Bring together all lines of the material below that contain the string "name".

▶ [Data records]:
START
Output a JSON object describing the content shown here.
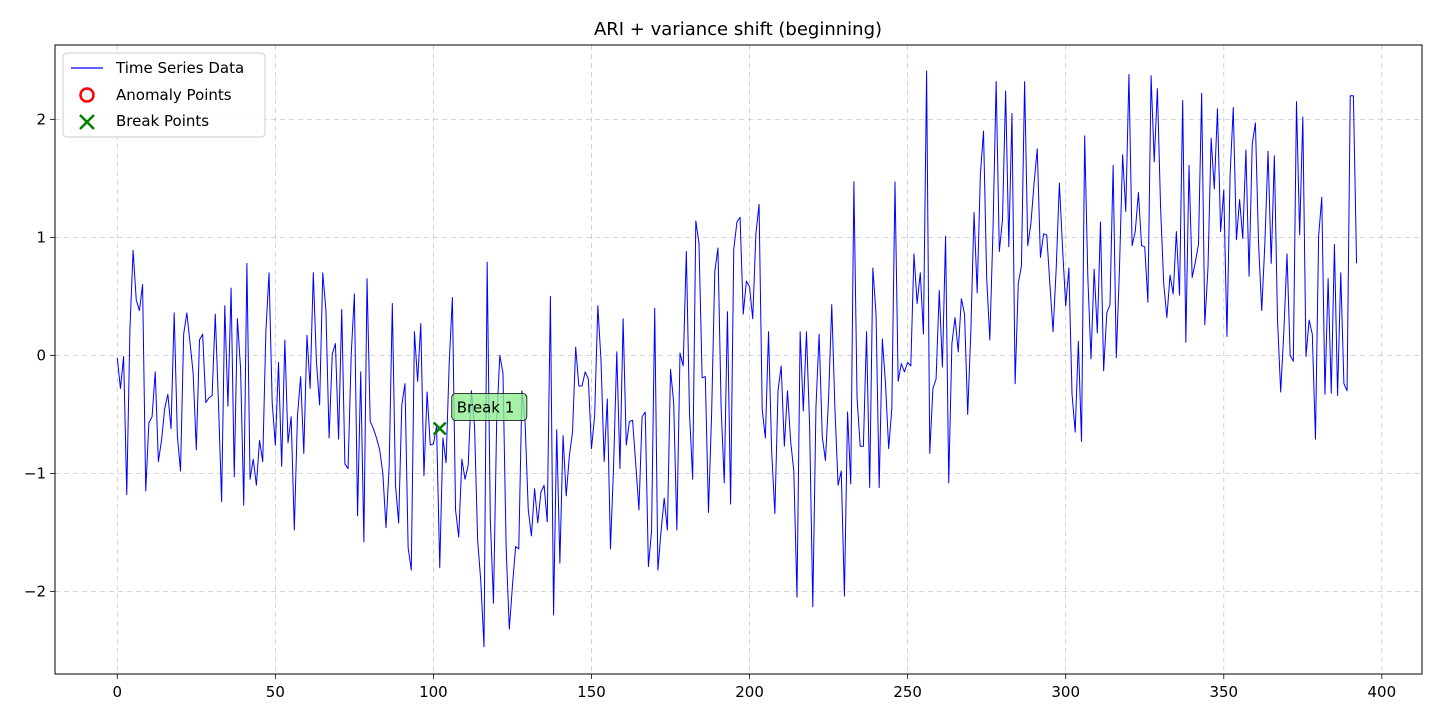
{
  "chart_data": {
    "type": "line",
    "title": "ARI + variance shift (beginning)",
    "xlabel": "",
    "ylabel": "",
    "xlim": [
      -19.7,
      412.7
    ],
    "ylim": [
      -2.7,
      2.63
    ],
    "xticks": [
      0,
      50,
      100,
      150,
      200,
      250,
      300,
      350,
      400
    ],
    "yticks": [
      -2,
      -1,
      0,
      1,
      2
    ],
    "grid": true,
    "legend_position": "top-left",
    "series": [
      {
        "name": "Time Series Data",
        "color": "#0000ff",
        "x_start": 0,
        "values": [
          -0.02,
          -0.28,
          -0.01,
          -1.18,
          0.22,
          0.89,
          0.47,
          0.38,
          0.6,
          -1.15,
          -0.57,
          -0.52,
          -0.14,
          -0.9,
          -0.72,
          -0.45,
          -0.33,
          -0.62,
          0.36,
          -0.68,
          -0.98,
          0.18,
          0.36,
          0.11,
          -0.15,
          -0.8,
          0.13,
          0.18,
          -0.4,
          -0.36,
          -0.34,
          0.35,
          -0.4,
          -1.24,
          0.42,
          -0.43,
          0.57,
          -1.03,
          0.31,
          -0.11,
          -1.27,
          0.78,
          -1.05,
          -0.88,
          -1.1,
          -0.72,
          -0.9,
          0.2,
          0.7,
          -0.4,
          -0.76,
          -0.06,
          -0.94,
          0.13,
          -0.74,
          -0.52,
          -1.48,
          -0.51,
          -0.18,
          -0.83,
          0.17,
          -0.28,
          0.7,
          -0.06,
          -0.42,
          0.7,
          0.38,
          -0.7,
          0.01,
          0.1,
          -0.71,
          0.39,
          -0.92,
          -0.96,
          0.01,
          0.52,
          -1.36,
          -0.14,
          -1.58,
          0.65,
          -0.56,
          -0.62,
          -0.7,
          -0.8,
          -1.0,
          -1.46,
          -0.94,
          0.44,
          -1.1,
          -1.42,
          -0.42,
          -0.24,
          -1.63,
          -1.82,
          0.2,
          -0.22,
          0.27,
          -1.02,
          -0.31,
          -0.76,
          -0.75,
          -0.6,
          -1.8,
          -0.7,
          -0.91,
          -0.06,
          0.49,
          -1.31,
          -1.54,
          -0.88,
          -1.05,
          -0.93,
          -0.3,
          -0.6,
          -1.57,
          -1.92,
          -2.47,
          0.79,
          -1.4,
          -2.1,
          -0.57,
          0.0,
          -0.15,
          -1.63,
          -2.32,
          -1.95,
          -1.62,
          -1.64,
          -0.3,
          -0.57,
          -1.31,
          -1.53,
          -1.13,
          -1.42,
          -1.16,
          -1.1,
          -1.41,
          0.5,
          -2.2,
          -0.63,
          -1.76,
          -0.68,
          -1.19,
          -0.85,
          -0.65,
          0.07,
          -0.26,
          -0.26,
          -0.14,
          -0.2,
          -0.79,
          -0.51,
          0.42,
          -0.04,
          -0.9,
          -0.37,
          -1.64,
          -0.93,
          0.03,
          -0.96,
          0.31,
          -0.76,
          -0.56,
          -0.55,
          -0.92,
          -1.31,
          -0.52,
          -0.48,
          -1.79,
          -1.49,
          0.4,
          -1.82,
          -1.49,
          -1.21,
          -1.48,
          -0.12,
          -0.4,
          -1.48,
          0.02,
          -0.09,
          0.88,
          -0.49,
          -1.05,
          1.14,
          0.95,
          -0.19,
          -0.18,
          -1.33,
          -0.49,
          0.71,
          0.91,
          -0.44,
          -1.08,
          0.37,
          -1.26,
          0.9,
          1.13,
          1.17,
          0.35,
          0.63,
          0.58,
          0.31,
          1.03,
          1.28,
          -0.46,
          -0.7,
          0.2,
          -0.82,
          -1.34,
          -0.3,
          -0.09,
          -0.77,
          -0.3,
          -0.73,
          -0.98,
          -2.05,
          0.2,
          -0.47,
          0.2,
          -0.6,
          -2.13,
          -0.44,
          0.18,
          -0.69,
          -0.89,
          -0.36,
          0.43,
          -0.45,
          -1.1,
          -0.98,
          -2.04,
          -0.48,
          -1.09,
          1.47,
          -0.36,
          -0.77,
          -0.77,
          0.2,
          -1.12,
          0.74,
          0.35,
          -1.12,
          0.14,
          -0.24,
          -0.79,
          -0.45,
          1.47,
          -0.22,
          -0.07,
          -0.14,
          -0.06,
          -0.09,
          0.86,
          0.44,
          0.7,
          0.18,
          2.41,
          -0.83,
          -0.28,
          -0.2,
          0.55,
          -0.1,
          1.01,
          -1.08,
          0.1,
          0.32,
          0.03,
          0.48,
          0.35,
          -0.5,
          0.21,
          1.21,
          0.53,
          1.53,
          1.9,
          0.66,
          0.13,
          1.06,
          2.32,
          0.88,
          1.15,
          2.24,
          0.92,
          2.05,
          -0.24,
          0.61,
          0.76,
          2.32,
          0.93,
          1.12,
          1.46,
          1.75,
          0.83,
          1.03,
          1.02,
          0.6,
          0.2,
          0.74,
          1.46,
          0.91,
          0.42,
          0.74,
          -0.33,
          -0.65,
          0.12,
          -0.73,
          1.86,
          0.66,
          -0.03,
          0.73,
          0.19,
          1.13,
          -0.13,
          0.36,
          0.43,
          1.61,
          -0.02,
          0.73,
          1.7,
          1.22,
          2.38,
          0.93,
          1.05,
          1.38,
          0.93,
          0.92,
          0.45,
          2.37,
          1.64,
          2.26,
          1.26,
          0.61,
          0.32,
          0.68,
          0.52,
          1.05,
          0.51,
          2.16,
          0.11,
          1.61,
          0.66,
          0.79,
          0.94,
          2.22,
          0.26,
          0.74,
          1.84,
          1.41,
          2.09,
          1.05,
          1.4,
          0.16,
          1.53,
          2.1,
          0.98,
          1.32,
          0.99,
          1.74,
          0.67,
          1.79,
          1.97,
          0.95,
          0.38,
          0.95,
          1.73,
          0.78,
          1.69,
          0.3,
          -0.31,
          0.2,
          0.86,
          0.0,
          -0.05,
          2.15,
          1.02,
          2.02,
          -0.01,
          0.3,
          0.18,
          -0.71,
          1.01,
          1.34,
          -0.33,
          0.65,
          -0.32,
          0.94,
          -0.34,
          0.7,
          -0.24,
          -0.3,
          2.2,
          2.2,
          0.78
        ]
      }
    ],
    "anomaly_points": {
      "name": "Anomaly Points",
      "color": "#ff0000",
      "points": []
    },
    "break_points": {
      "name": "Break Points",
      "color": "#008000",
      "points": [
        {
          "x": 102,
          "y": -0.62,
          "label": "Break 1"
        }
      ]
    },
    "annotation_bg": "#90ee90"
  }
}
END
▶ [Expected answer]:
        "name": "Time Series Data",
      "name": "Anomaly Points",
      "name": "Break Points",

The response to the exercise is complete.